== Trecho do documento ==

Complementando a discussão, Manuel Madruga (apud ALMEIDA, 2003, p. 310) afirma que em Portugal ocorreu a “concessão de terras sob o pagamento de uma renda barata, fixada na sexta parte dos frutos – a sesma – de onde se originou a denominação sesmaria”.
Dada a forma como se vislumbra nos ordenamentos jurídicos português e brasileiro o regime sesmarial, os conceitos que afirmam derivar a palavra sesmaria de sesma com o sentido de “sexta parte” de alguma coisa, parecem ser os mais corretos, visto que, conforme analisado anteriormente quando tratou-se sobre o conceito deste instituto agrário, sesmarias consistem em lotes de terras abandonados ou não cultivados que eram concedidos ao sesmeiro, o qual tinha por obrigação a efetiva ocupação e a produção naquela gleba.
2.2.2.3. Implantação do regime em solo brasileiro
Diferentemente dos fins almejados pelo regime sesmarial implantado em Portugal que, ao denotarem verdadeira intervenção pública na posse das terras, incentivaram a produção agrícola e o melhor aproveitamento do solo, consagrando dessa forma um princípio presente nas atuais constituições, qual seja, a função social da propriedade, no Brasil o mesmo sistema adquiriu outra conotação. Em nosso território o regime de sesmarias serviu como instrumento incentivador da ocupação inicial do solo.
A doutrina vislumbra basicamente três fases na implantação do regime sesmarialista no Brasil, quais sejam: Num primeiro momento, as cartas ou dadas de sesmarias podiam ser outorgadas pelos capitães-mores. Além dessa função, tinham esses capitães a função de ocupar, povoar e explorar a capitania; posteriormente, a outorga dessas cartas passou para a incumbência dos governadores gerais; e por fim, devido à ineficiência das sistemáticas anteriormente citadas, a Coroa Portuguesa passou a escolher os sesmeiros e outorgar as respectivas cartas.

===

### Enunciado A
Indique se cada afirmação abaixo está de acordo com o trecho sobre as sesmarias, respondendo sim ou não e citando literalmente as palavras do trecho que decidem a questão.
(i) Segundo Manuel Madruga, a renda cobrada em Portugal correspondia à sexta parte dos frutos.
(ii) No Brasil, o regime de sesmarias serviu para incentivar a ocupação inicial do solo.
(iii) Na primeira fase do regime no Brasil, as cartas de sesmarias eram outorgadas pelos governadores gerais.
### Enunciado B
Por favor, reproduza sem alterações a passagem do trecho sobre as sesmarias que começa em "Dada a forma" e segue até "produção naquela gleba.".
### Enunciado C
Responda às perguntas abaixo com base no trecho sobre as sesmarias.
(i) Qual era a obrigação do sesmeiro?
(ii) Que princípio presente nas atuais constituições o regime sesmarial português consagrou?
(iii) Por que a Coroa Portuguesa passou a escolher os sesmeiros e outorgar as cartas?

== Informações fornecidas ==

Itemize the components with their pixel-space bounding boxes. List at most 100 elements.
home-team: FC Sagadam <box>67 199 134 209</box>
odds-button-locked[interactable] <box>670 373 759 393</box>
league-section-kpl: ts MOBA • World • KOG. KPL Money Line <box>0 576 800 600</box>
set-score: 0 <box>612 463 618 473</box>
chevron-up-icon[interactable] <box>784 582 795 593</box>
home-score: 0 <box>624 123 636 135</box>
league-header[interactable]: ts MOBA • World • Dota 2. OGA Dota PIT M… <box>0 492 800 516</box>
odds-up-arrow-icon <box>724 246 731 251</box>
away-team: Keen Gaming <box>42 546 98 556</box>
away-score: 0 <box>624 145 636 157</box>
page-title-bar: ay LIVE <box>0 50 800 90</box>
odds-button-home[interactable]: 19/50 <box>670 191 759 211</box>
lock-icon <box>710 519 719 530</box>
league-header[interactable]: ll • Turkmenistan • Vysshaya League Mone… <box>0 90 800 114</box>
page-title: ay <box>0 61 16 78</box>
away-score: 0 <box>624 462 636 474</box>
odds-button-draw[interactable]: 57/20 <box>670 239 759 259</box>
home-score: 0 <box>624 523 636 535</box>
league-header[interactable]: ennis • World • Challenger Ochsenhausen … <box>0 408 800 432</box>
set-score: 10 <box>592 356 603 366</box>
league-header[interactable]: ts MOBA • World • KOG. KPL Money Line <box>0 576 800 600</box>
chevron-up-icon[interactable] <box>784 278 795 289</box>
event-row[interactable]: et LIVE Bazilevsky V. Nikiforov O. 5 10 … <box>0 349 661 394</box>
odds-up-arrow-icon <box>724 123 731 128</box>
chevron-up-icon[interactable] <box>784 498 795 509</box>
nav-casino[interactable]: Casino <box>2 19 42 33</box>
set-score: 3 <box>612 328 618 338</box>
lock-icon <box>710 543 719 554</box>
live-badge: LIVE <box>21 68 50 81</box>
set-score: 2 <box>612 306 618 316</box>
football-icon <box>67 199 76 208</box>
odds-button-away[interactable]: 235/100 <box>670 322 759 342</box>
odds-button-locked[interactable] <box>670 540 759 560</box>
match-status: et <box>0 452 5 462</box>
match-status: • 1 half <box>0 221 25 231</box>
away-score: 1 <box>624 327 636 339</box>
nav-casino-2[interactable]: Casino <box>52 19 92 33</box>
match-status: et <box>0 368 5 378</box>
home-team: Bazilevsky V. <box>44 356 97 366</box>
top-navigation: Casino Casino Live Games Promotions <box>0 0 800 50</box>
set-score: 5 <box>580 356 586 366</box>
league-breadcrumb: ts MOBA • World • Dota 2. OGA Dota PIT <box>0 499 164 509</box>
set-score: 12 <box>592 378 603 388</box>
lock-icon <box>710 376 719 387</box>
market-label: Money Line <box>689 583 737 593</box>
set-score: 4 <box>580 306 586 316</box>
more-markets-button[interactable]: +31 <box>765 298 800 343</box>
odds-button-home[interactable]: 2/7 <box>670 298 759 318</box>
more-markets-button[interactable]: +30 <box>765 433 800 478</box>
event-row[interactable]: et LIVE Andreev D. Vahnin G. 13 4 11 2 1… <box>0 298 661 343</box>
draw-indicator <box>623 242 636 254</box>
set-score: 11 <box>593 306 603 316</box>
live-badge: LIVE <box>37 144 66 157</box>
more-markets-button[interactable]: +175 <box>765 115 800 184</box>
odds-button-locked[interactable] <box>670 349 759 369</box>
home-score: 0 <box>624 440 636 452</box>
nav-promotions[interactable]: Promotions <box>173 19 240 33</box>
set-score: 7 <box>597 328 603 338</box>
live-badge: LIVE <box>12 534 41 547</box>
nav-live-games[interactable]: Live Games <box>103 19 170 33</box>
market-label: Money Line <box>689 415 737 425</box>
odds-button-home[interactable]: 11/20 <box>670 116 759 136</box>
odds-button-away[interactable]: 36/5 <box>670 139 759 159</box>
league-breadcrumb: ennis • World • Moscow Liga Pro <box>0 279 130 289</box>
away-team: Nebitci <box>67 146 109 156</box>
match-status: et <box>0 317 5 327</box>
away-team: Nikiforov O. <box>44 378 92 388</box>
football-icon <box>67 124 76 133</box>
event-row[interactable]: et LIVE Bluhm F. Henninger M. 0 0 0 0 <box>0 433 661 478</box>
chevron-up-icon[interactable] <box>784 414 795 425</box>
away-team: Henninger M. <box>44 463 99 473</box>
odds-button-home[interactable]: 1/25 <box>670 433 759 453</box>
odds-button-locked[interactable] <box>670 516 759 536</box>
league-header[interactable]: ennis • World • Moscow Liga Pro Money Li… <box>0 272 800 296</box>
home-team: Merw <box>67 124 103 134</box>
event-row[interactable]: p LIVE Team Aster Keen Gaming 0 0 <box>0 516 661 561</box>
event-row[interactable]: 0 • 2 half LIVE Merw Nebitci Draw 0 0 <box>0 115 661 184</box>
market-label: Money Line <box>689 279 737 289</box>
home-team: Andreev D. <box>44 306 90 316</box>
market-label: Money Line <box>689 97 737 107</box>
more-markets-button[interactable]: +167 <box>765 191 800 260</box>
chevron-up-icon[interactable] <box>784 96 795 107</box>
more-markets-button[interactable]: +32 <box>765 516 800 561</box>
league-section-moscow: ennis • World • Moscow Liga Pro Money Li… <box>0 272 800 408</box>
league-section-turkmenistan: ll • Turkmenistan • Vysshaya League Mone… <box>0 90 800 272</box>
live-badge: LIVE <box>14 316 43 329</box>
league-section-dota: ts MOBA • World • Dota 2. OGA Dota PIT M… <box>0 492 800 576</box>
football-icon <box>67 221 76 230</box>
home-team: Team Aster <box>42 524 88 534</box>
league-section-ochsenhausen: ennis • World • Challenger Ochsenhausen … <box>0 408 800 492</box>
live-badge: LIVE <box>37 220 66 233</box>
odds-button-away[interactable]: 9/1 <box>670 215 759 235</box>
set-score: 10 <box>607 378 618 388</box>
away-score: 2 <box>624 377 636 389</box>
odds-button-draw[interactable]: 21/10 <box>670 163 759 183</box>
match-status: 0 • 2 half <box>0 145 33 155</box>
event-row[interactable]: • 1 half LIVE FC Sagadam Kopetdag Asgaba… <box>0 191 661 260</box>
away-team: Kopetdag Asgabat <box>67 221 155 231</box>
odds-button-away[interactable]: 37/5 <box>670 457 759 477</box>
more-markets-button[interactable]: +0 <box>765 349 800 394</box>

===

### Resposta correta A
(i) Sim: "fixada na sexta parte dos frutos – a sesma"
(ii) Sim: "Em nosso território o regime de sesmarias serviu como instrumento incentivador da ocupação inicial do solo."
(iii) Não: "Num primeiro momento, as cartas ou dadas de sesmarias podiam ser outorgadas pelos capitães-mores."

### Resposta correta B
Dada a forma como se vislumbra nos ordenamentos jurídicos português e brasileiro o regime sesmarial, os conceitos que afirmam derivar a palavra sesmaria de sesma com o sentido de “sexta parte” de alguma coisa, parecem ser os mais corretos, visto que, conforme analisado anteriormente quando tratou-se sobre o conceito deste instituto agrário, sesmarias consistem em lotes de terras abandonados ou não cultivados que eram concedidos ao sesmeiro, o qual tinha por obrigação a efetiva ocupação e a produção naquela gleba.

### Resposta correta C
(i) A efetiva ocupação e a produção naquela gleba.
(ii) A função social da propriedade.
(iii) Devido à ineficiência das sistemáticas anteriormente citadas.